**Task to carry out:** Would you transcribe the listing that follows, character for character, and omit its images?

-- Start --

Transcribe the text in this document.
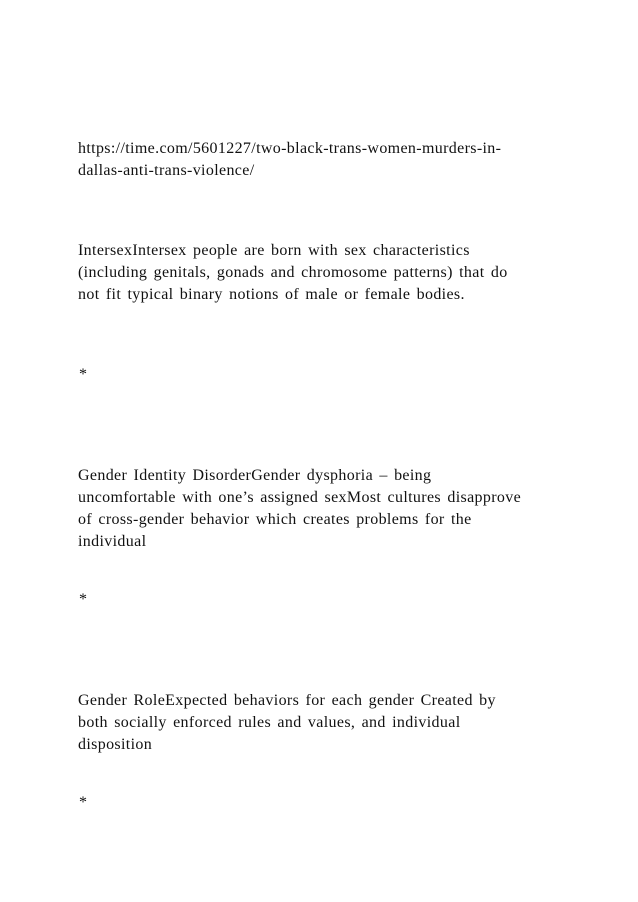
https://time.com/5601227/two-black-trans-women-murders-in-
dallas-anti-trans-violence/
IntersexIntersex people are born with sex characteristics
(including genitals, gonads and chromosome patterns) that do
not fit typical binary notions of male or female bodies.
*
Gender Identity DisorderGender dysphoria – being
uncomfortable with one’s assigned sexMost cultures disapprove
of cross-gender behavior which creates problems for the
individual
*
Gender RoleExpected behaviors for each gender Created by
both socially enforced rules and values, and individual
disposition
*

-- End --

**Finished task:**
Transcribe the text in this document.
https://time.com/5601227/two-black-trans-women-murders-in-
dallas-anti-trans-violence/
IntersexIntersex people are born with sex characteristics
(including genitals, gonads and chromosome patterns) that do
not fit typical binary notions of male or female bodies.
*
Gender Identity DisorderGender dysphoria – being
uncomfortable with one’s assigned sexMost cultures disapprove
of cross-gender behavior which creates problems for the
individual
*
Gender RoleExpected behaviors for each gender Created by
both socially enforced rules and values, and individual
disposition
*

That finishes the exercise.